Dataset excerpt

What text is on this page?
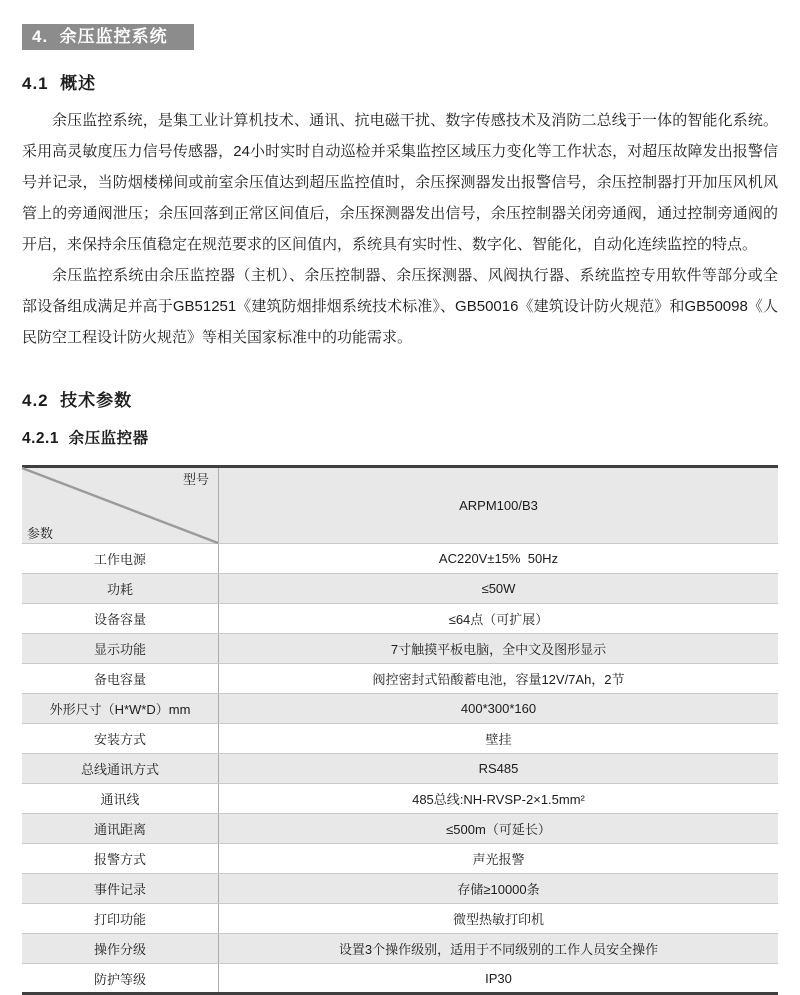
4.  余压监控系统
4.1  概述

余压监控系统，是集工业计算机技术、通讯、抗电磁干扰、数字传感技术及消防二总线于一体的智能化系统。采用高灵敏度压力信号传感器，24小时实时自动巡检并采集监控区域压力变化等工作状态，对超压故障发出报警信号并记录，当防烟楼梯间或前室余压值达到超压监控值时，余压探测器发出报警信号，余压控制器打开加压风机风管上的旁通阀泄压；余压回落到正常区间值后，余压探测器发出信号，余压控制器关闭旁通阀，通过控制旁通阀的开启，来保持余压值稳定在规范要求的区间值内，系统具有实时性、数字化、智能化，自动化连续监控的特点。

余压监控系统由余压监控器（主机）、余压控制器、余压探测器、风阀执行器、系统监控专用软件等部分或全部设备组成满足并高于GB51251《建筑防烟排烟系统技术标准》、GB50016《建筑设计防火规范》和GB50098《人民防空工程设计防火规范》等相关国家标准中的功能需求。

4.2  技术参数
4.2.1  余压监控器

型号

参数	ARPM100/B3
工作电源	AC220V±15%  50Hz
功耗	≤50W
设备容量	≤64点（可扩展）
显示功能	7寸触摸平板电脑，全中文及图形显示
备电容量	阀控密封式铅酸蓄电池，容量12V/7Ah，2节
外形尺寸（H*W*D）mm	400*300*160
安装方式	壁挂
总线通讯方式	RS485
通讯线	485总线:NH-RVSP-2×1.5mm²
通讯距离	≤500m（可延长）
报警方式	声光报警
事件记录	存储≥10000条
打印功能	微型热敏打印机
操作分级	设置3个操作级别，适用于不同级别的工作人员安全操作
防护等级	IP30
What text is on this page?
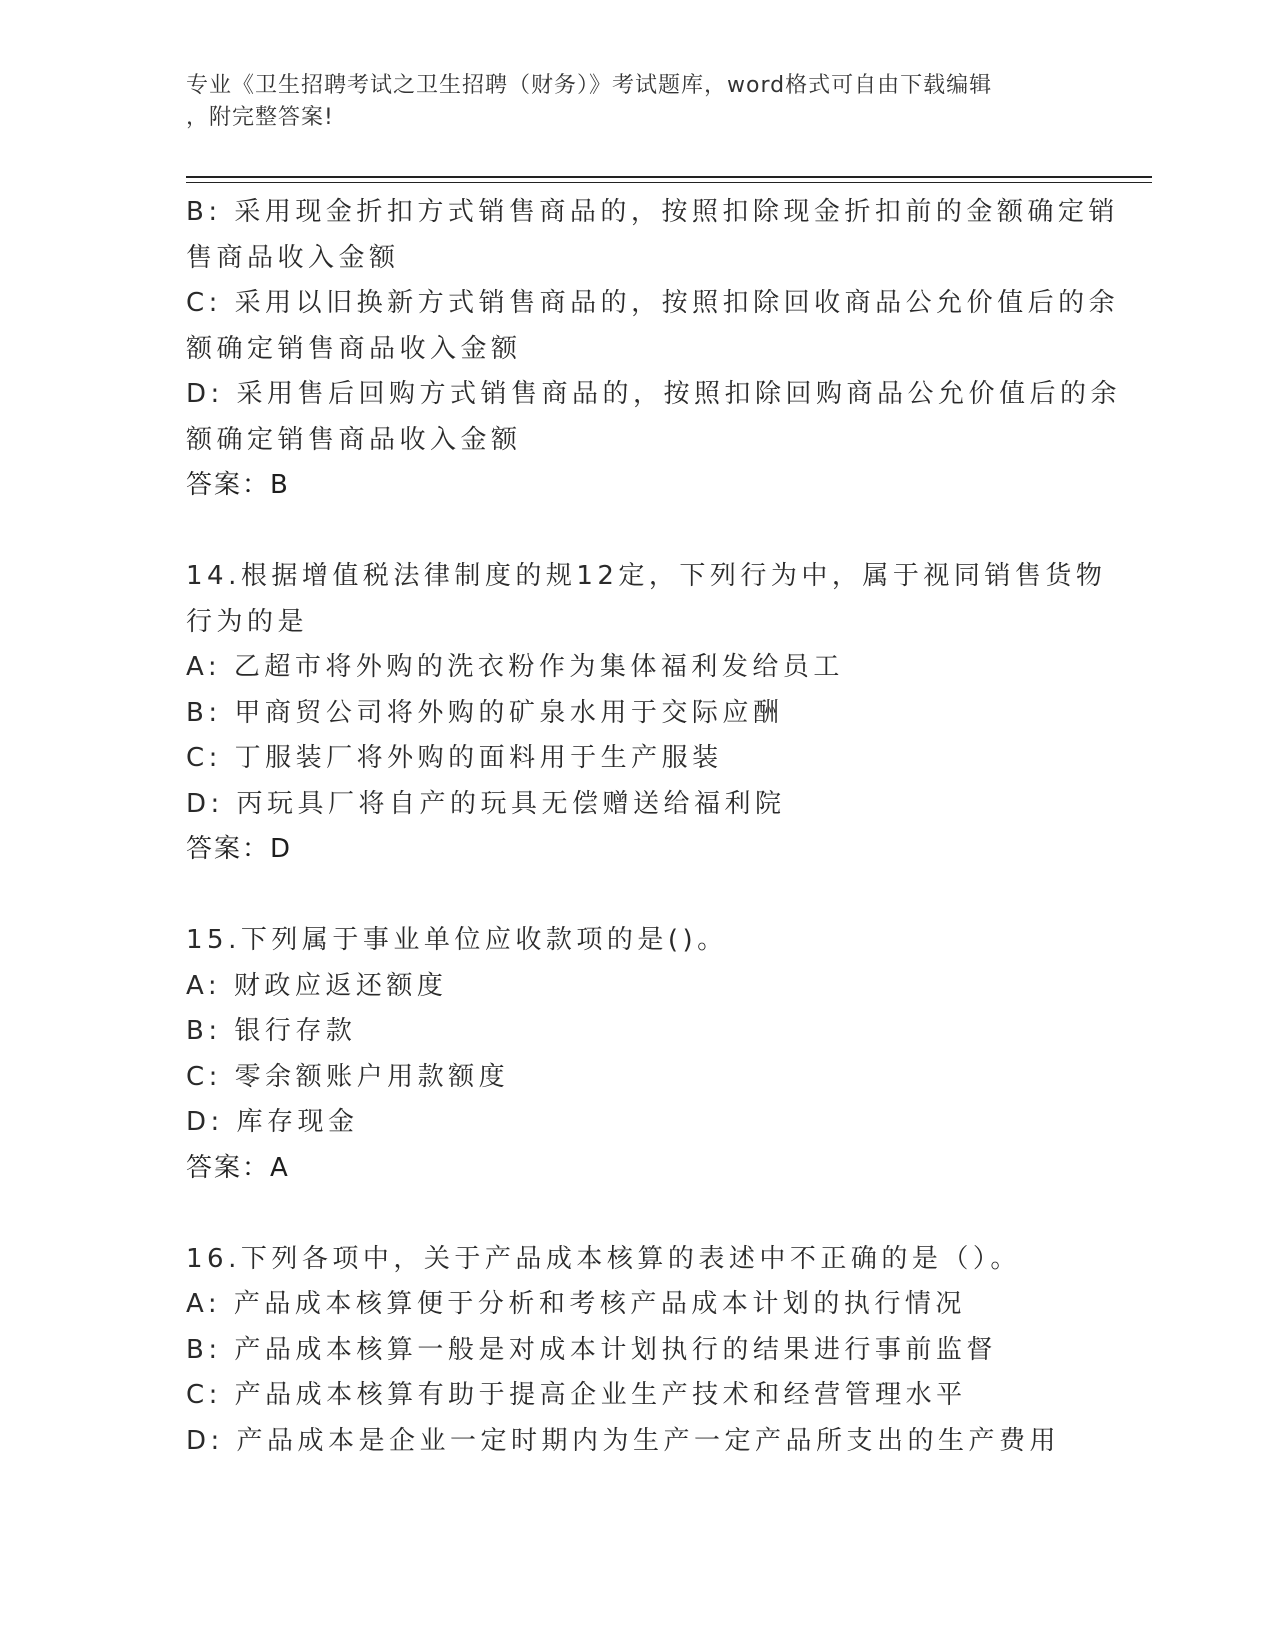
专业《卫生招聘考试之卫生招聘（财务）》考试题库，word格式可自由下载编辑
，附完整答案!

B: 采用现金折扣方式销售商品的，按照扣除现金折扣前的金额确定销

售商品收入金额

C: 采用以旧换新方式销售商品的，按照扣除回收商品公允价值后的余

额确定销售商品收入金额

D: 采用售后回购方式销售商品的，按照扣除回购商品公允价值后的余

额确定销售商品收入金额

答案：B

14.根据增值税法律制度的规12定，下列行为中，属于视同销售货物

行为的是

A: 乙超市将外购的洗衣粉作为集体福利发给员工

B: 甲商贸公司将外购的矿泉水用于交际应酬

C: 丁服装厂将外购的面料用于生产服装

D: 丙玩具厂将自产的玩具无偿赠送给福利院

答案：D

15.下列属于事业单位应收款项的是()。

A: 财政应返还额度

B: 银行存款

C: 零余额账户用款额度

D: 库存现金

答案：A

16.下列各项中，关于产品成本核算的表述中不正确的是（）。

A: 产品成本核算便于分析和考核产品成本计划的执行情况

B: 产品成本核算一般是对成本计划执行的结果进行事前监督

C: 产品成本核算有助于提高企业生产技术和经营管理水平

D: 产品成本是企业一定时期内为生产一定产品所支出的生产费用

Written problem: Each line in the records above should be reproduced exactly; images are not copied.

Exercise response:
What text is on this page?
4.  余压监控系统
4.1  概述

余压监控系统，是集工业计算机技术、通讯、抗电磁干扰、数字传感技术及消防二总线于一体的智能化系统。采用高灵敏度压力信号传感器，24小时实时自动巡检并采集监控区域压力变化等工作状态，对超压故障发出报警信号并记录，当防烟楼梯间或前室余压值达到超压监控值时，余压探测器发出报警信号，余压控制器打开加压风机风管上的旁通阀泄压；余压回落到正常区间值后，余压探测器发出信号，余压控制器关闭旁通阀，通过控制旁通阀的开启，来保持余压值稳定在规范要求的区间值内，系统具有实时性、数字化、智能化，自动化连续监控的特点。

余压监控系统由余压监控器（主机）、余压控制器、余压探测器、风阀执行器、系统监控专用软件等部分或全部设备组成满足并高于GB51251《建筑防烟排烟系统技术标准》、GB50016《建筑设计防火规范》和GB50098《人民防空工程设计防火规范》等相关国家标准中的功能需求。

4.2  技术参数
4.2.1  余压监控器

型号

参数	ARPM100/B3
工作电源	AC220V±15%  50Hz
功耗	≤50W
设备容量	≤64点（可扩展）
显示功能	7寸触摸平板电脑，全中文及图形显示
备电容量	阀控密封式铅酸蓄电池，容量12V/7Ah，2节
外形尺寸（H*W*D）mm	400*300*160
安装方式	壁挂
总线通讯方式	RS485
通讯线	485总线:NH-RVSP-2×1.5mm²
通讯距离	≤500m（可延长）
报警方式	声光报警
事件记录	存储≥10000条
打印功能	微型热敏打印机
操作分级	设置3个操作级别，适用于不同级别的工作人员安全操作
防护等级	IP30
What text is on this page?
专业《卫生招聘考试之卫生招聘（财务）》考试题库，word格式可自由下载编辑
，附完整答案!

B: 采用现金折扣方式销售商品的，按照扣除现金折扣前的金额确定销

售商品收入金额

C: 采用以旧换新方式销售商品的，按照扣除回收商品公允价值后的余

额确定销售商品收入金额

D: 采用售后回购方式销售商品的，按照扣除回购商品公允价值后的余

额确定销售商品收入金额

答案：B

14.根据增值税法律制度的规12定，下列行为中，属于视同销售货物

行为的是

A: 乙超市将外购的洗衣粉作为集体福利发给员工

B: 甲商贸公司将外购的矿泉水用于交际应酬

C: 丁服装厂将外购的面料用于生产服装

D: 丙玩具厂将自产的玩具无偿赠送给福利院

答案：D

15.下列属于事业单位应收款项的是()。

A: 财政应返还额度

B: 银行存款

C: 零余额账户用款额度

D: 库存现金

答案：A

16.下列各项中，关于产品成本核算的表述中不正确的是（）。

A: 产品成本核算便于分析和考核产品成本计划的执行情况

B: 产品成本核算一般是对成本计划执行的结果进行事前监督

C: 产品成本核算有助于提高企业生产技术和经营管理水平

D: 产品成本是企业一定时期内为生产一定产品所支出的生产费用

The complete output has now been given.